<<<<

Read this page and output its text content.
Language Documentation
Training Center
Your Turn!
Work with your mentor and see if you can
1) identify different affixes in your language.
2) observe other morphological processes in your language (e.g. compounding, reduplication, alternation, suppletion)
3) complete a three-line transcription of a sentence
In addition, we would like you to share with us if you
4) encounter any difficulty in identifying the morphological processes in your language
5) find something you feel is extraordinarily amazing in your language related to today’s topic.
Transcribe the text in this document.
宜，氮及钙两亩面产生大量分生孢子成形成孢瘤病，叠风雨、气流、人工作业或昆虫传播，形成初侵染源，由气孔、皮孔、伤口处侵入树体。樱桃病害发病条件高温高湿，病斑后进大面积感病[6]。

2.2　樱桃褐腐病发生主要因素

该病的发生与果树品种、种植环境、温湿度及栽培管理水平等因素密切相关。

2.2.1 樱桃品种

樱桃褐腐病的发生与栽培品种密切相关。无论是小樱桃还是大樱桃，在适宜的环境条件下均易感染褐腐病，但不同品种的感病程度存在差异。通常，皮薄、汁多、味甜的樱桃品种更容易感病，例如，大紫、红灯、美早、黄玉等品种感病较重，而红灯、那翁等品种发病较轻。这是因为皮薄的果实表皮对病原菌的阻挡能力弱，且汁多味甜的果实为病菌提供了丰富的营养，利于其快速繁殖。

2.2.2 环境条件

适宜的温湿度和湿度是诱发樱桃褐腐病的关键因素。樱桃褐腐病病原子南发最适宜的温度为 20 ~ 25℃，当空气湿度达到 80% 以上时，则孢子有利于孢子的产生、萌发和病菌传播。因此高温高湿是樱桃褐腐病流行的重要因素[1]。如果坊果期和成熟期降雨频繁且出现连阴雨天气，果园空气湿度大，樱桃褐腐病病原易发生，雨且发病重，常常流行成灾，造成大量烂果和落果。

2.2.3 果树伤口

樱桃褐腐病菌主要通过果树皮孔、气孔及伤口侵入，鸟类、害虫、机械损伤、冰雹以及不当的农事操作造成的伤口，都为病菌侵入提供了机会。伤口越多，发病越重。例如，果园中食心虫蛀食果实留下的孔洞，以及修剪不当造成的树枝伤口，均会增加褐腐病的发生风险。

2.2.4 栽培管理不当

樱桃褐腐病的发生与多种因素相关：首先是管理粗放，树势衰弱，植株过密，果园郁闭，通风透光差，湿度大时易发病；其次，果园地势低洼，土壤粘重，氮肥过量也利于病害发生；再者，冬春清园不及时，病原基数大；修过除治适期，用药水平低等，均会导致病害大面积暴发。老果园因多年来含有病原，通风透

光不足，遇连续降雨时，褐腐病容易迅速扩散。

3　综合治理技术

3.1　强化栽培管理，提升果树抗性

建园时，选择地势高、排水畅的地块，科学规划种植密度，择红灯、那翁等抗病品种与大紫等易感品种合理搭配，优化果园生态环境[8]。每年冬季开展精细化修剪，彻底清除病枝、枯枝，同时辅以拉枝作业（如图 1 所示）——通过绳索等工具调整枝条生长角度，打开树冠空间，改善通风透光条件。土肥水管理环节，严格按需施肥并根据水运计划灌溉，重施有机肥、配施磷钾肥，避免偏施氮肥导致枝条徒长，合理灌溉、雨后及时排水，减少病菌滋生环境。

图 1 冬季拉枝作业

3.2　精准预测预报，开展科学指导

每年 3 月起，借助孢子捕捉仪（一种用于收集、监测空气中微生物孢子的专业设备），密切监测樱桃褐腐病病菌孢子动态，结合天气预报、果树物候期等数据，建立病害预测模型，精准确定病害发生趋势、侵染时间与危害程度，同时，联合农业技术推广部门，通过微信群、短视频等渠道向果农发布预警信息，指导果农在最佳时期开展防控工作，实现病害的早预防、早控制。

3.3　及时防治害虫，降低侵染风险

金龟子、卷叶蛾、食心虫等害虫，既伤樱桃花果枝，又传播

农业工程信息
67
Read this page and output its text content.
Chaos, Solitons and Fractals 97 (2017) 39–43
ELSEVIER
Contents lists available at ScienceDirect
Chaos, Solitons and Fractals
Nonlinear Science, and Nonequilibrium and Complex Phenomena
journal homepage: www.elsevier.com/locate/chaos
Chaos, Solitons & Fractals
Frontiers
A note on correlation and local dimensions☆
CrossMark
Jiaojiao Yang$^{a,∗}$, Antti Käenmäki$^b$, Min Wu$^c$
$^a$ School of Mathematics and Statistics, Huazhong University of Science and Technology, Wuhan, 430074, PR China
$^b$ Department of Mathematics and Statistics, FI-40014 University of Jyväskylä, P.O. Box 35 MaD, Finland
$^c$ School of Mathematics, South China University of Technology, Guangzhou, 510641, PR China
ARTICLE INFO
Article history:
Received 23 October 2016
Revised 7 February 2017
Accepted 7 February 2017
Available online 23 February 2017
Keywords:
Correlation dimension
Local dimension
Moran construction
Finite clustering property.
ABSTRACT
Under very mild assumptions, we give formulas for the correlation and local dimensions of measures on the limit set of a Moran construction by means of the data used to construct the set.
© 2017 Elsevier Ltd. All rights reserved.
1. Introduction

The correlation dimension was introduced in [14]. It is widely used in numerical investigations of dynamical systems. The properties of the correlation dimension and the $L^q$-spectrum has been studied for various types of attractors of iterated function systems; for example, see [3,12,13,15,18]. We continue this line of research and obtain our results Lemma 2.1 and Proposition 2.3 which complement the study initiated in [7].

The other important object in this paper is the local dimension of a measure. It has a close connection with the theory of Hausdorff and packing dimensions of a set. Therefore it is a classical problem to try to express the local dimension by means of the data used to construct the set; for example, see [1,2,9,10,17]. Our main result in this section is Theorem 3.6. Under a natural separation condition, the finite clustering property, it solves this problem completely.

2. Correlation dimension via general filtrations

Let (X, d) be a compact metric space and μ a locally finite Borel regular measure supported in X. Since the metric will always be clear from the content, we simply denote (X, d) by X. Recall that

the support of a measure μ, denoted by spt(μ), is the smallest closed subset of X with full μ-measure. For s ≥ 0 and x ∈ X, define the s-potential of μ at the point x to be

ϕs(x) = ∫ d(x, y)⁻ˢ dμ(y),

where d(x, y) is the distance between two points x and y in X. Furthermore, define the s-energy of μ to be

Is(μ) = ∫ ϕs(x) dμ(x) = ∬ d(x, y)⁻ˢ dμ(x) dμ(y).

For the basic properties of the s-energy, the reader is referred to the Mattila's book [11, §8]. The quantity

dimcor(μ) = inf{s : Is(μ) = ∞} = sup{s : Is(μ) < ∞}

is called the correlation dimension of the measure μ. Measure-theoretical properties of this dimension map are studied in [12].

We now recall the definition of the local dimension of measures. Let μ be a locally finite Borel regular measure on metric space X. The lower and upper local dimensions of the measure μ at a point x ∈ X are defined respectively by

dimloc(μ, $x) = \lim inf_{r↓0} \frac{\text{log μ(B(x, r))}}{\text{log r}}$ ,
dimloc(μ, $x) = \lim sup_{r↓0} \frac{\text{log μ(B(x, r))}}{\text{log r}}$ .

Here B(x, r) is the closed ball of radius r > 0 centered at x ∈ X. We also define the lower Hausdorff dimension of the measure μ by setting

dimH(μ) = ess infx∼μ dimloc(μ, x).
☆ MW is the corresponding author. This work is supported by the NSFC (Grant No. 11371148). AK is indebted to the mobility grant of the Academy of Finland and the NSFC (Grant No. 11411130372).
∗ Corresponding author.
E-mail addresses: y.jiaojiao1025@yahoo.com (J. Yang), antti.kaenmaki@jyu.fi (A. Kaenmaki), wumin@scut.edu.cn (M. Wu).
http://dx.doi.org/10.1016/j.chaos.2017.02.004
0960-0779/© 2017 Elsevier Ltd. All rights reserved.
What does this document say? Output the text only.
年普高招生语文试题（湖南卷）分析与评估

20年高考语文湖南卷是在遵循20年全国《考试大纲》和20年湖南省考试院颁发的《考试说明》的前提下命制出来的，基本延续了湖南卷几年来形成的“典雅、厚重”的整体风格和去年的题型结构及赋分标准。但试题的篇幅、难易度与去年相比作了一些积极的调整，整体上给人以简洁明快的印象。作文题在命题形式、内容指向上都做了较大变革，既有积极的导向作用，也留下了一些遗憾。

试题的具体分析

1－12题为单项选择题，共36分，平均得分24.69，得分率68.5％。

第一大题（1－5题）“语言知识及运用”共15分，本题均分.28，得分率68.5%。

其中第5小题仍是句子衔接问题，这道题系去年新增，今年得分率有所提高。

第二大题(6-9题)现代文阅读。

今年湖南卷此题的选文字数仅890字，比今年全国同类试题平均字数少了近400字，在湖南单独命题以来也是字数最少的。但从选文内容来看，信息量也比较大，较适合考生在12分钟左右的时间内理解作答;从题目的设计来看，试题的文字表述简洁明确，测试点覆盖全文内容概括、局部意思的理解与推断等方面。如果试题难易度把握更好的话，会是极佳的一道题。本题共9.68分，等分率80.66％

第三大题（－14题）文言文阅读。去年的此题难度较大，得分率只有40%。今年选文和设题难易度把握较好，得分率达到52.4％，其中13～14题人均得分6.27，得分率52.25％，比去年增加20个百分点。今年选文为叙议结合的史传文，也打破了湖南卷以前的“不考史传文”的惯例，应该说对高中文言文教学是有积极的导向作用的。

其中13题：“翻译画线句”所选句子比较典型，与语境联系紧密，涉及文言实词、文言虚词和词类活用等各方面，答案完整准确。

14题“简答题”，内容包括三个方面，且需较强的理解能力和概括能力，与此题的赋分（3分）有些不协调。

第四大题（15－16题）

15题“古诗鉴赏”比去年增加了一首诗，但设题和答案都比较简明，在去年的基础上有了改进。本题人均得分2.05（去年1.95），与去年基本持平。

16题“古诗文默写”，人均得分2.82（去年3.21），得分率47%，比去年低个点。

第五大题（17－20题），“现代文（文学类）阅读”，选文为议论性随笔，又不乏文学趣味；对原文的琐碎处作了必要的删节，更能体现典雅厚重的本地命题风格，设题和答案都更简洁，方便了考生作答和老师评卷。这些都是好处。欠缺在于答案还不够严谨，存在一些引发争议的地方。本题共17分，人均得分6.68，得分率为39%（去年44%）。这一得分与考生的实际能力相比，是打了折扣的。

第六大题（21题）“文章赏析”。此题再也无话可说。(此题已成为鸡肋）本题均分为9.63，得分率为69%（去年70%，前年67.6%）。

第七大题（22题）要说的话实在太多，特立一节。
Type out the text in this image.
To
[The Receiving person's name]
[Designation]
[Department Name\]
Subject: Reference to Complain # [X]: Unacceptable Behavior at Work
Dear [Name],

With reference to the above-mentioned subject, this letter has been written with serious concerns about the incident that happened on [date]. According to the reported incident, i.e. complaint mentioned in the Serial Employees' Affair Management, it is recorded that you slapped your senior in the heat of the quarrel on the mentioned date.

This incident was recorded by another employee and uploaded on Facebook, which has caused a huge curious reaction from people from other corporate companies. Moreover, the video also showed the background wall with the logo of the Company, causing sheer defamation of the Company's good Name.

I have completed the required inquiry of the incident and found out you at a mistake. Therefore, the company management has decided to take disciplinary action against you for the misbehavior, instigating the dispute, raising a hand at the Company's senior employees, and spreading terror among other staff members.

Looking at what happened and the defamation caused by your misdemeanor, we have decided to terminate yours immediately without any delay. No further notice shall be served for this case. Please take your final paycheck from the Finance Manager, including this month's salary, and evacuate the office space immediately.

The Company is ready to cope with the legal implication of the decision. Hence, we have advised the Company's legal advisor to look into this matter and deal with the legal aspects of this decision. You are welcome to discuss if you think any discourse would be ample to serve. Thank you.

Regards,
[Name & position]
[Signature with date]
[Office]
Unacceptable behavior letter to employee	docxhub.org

>>>>

GIVEN REQUEST: Go through the records above and copy every line with the word "letter".

ANSWER IN FULL:
With reference to the above-mentioned subject, this letter has been written with serious concerns about the incident that happened on [date]. According to the reported incident, i.e. complaint mentioned in the Serial Employees' Affair Management, it is recorded that you slapped your senior in the heat of the quarrel on the mentioned date.
Unacceptable behavior letter to employee	docxhub.org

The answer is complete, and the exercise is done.